─── RECORDS FOR THIS EXERCISE
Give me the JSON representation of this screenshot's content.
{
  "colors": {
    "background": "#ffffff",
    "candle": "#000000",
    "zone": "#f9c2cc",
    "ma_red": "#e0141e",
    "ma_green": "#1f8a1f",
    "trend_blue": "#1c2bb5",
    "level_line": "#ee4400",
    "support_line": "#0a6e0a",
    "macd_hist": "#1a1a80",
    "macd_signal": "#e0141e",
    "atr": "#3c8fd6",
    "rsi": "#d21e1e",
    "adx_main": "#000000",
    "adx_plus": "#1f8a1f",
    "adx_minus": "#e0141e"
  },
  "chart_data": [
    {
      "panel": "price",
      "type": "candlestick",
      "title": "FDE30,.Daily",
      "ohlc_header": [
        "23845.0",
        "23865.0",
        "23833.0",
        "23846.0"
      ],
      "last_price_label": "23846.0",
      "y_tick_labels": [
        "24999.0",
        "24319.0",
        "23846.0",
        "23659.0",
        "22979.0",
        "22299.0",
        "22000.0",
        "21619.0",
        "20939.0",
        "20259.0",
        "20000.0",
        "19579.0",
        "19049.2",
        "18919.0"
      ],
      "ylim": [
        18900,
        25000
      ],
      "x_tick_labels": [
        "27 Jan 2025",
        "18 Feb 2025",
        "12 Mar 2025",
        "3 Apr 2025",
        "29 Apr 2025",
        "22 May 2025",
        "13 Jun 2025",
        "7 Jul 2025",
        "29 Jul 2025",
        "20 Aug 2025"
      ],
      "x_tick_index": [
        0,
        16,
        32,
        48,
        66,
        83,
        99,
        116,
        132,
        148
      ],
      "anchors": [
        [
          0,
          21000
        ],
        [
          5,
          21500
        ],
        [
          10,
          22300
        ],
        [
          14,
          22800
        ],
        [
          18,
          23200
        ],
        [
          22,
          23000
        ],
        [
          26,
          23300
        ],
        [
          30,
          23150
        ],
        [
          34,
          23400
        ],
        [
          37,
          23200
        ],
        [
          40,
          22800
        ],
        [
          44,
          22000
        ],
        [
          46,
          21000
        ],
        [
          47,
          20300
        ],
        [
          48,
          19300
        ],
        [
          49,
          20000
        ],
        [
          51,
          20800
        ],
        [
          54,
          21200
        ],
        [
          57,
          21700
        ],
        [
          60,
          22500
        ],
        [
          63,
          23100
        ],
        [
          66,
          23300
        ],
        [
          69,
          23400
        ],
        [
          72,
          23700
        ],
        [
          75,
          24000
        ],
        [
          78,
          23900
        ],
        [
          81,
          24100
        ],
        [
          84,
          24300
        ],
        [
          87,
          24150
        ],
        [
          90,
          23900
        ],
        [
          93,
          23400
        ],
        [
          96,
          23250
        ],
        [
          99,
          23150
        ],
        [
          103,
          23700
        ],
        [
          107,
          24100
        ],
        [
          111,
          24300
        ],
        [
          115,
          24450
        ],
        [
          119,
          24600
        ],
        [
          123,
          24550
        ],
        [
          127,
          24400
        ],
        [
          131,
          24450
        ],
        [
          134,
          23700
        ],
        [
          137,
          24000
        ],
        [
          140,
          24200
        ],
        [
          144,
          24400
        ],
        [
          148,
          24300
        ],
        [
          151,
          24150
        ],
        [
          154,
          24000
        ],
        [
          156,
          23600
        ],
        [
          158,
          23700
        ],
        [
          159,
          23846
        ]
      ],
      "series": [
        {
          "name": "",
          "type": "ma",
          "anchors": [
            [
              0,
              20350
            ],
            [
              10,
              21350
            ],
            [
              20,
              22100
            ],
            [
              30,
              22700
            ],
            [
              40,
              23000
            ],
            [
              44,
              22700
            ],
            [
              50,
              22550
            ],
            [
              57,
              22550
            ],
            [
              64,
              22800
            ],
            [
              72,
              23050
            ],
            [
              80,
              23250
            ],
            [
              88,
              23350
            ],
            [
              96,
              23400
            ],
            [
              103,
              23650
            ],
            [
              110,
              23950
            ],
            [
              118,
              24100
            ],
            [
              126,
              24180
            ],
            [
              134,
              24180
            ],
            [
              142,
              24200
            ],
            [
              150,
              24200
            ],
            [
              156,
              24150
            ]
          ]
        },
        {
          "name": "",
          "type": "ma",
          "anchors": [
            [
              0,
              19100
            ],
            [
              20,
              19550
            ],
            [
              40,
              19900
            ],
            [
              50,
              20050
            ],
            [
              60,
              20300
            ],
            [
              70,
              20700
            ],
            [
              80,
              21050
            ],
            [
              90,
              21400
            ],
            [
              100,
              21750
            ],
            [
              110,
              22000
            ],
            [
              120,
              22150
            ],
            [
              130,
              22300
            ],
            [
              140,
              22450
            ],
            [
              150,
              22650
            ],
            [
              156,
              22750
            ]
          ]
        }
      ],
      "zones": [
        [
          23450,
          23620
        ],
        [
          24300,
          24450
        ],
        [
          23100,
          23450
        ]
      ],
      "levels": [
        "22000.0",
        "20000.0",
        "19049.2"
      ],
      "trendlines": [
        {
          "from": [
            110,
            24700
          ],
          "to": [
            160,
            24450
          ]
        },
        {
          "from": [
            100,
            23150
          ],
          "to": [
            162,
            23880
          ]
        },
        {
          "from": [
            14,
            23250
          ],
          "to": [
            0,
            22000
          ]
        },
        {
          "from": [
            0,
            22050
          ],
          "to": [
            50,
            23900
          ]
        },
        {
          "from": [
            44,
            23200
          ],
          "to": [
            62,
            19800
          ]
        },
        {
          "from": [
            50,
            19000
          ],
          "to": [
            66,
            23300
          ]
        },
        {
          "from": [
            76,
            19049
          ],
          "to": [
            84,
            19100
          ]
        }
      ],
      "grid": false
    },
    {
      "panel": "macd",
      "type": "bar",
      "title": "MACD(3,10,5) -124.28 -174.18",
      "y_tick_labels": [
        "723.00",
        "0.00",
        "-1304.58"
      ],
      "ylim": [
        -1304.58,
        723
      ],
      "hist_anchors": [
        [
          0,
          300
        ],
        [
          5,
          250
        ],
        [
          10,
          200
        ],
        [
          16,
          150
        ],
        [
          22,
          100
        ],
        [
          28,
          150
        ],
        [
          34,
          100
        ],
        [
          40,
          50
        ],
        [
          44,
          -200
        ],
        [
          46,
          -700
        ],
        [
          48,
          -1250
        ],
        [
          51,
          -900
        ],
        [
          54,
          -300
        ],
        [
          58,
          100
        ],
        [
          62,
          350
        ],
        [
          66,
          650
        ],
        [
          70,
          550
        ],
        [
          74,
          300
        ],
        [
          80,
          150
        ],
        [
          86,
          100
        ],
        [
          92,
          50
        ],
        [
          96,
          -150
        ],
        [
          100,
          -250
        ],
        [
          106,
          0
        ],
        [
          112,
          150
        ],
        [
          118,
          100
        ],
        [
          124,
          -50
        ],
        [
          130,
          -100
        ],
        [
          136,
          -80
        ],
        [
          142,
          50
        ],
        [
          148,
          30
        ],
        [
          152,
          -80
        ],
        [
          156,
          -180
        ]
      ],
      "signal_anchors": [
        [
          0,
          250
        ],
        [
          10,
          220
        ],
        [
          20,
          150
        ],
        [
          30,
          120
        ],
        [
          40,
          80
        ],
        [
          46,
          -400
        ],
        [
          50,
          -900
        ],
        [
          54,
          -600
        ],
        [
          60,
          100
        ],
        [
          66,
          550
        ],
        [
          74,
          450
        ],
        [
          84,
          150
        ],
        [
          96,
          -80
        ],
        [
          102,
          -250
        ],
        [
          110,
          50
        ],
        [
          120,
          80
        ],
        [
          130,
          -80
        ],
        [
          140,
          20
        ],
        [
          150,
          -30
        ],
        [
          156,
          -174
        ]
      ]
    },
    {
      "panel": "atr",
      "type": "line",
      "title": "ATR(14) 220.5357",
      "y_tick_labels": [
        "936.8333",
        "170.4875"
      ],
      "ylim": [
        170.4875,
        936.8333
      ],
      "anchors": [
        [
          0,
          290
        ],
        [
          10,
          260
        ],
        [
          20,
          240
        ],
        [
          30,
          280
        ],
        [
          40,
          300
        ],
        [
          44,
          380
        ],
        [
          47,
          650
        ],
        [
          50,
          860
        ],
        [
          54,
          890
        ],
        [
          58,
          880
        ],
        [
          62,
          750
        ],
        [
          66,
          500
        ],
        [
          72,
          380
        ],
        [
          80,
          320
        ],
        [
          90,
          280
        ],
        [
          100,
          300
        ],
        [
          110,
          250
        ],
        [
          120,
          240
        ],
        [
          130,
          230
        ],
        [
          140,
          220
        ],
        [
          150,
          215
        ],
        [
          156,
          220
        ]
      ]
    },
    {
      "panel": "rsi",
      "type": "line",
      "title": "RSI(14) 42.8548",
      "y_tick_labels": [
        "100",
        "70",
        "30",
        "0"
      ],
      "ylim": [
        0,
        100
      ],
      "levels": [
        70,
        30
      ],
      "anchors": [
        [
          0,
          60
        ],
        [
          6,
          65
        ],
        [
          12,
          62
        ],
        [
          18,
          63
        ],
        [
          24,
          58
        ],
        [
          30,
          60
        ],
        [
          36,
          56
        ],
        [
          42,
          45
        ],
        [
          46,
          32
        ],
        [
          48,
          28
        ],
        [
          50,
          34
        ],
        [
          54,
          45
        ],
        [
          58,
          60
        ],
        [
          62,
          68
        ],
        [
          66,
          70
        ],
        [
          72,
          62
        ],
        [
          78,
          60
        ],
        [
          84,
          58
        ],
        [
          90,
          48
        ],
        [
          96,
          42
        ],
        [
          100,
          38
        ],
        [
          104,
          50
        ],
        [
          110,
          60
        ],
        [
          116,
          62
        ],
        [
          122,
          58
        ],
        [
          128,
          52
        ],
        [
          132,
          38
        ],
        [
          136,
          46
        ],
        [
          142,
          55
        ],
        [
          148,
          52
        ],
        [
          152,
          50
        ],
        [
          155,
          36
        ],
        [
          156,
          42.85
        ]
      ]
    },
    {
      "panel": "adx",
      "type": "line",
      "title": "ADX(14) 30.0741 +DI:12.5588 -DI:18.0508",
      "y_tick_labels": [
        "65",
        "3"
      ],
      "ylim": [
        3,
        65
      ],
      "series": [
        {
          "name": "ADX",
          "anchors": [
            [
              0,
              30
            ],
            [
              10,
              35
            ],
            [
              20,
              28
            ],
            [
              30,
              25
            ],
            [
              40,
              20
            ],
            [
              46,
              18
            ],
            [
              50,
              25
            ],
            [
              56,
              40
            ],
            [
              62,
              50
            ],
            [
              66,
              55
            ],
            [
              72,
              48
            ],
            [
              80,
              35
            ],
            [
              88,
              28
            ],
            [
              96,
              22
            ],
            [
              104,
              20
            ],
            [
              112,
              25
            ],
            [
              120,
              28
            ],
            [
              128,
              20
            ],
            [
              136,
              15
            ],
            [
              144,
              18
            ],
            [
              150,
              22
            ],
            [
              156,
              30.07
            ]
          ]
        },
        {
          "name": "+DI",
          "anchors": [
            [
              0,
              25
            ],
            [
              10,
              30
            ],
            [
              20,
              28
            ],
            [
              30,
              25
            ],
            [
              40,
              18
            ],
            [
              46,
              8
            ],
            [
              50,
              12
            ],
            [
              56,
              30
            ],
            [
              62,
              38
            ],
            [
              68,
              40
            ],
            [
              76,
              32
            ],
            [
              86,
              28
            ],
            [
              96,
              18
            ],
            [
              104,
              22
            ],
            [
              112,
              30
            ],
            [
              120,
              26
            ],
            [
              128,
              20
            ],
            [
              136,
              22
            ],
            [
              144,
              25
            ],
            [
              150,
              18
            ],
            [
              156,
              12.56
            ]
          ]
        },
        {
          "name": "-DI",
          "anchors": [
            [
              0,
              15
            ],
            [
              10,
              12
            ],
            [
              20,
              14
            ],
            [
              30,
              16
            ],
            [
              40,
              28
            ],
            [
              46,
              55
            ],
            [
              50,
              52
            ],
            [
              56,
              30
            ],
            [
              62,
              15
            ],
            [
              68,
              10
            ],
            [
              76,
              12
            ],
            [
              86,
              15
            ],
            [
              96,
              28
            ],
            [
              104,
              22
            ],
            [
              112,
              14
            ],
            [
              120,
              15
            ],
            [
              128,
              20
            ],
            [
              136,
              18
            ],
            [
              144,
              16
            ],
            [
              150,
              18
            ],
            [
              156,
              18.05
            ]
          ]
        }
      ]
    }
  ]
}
──────
▸ THE EXERCISE
Where a line in the entries holds the word "panel", copy that line.

▸ FINAL RESULT
      "panel": "price",
      "panel": "macd",
      "panel": "atr",
      "panel": "rsi",
      "panel": "adx",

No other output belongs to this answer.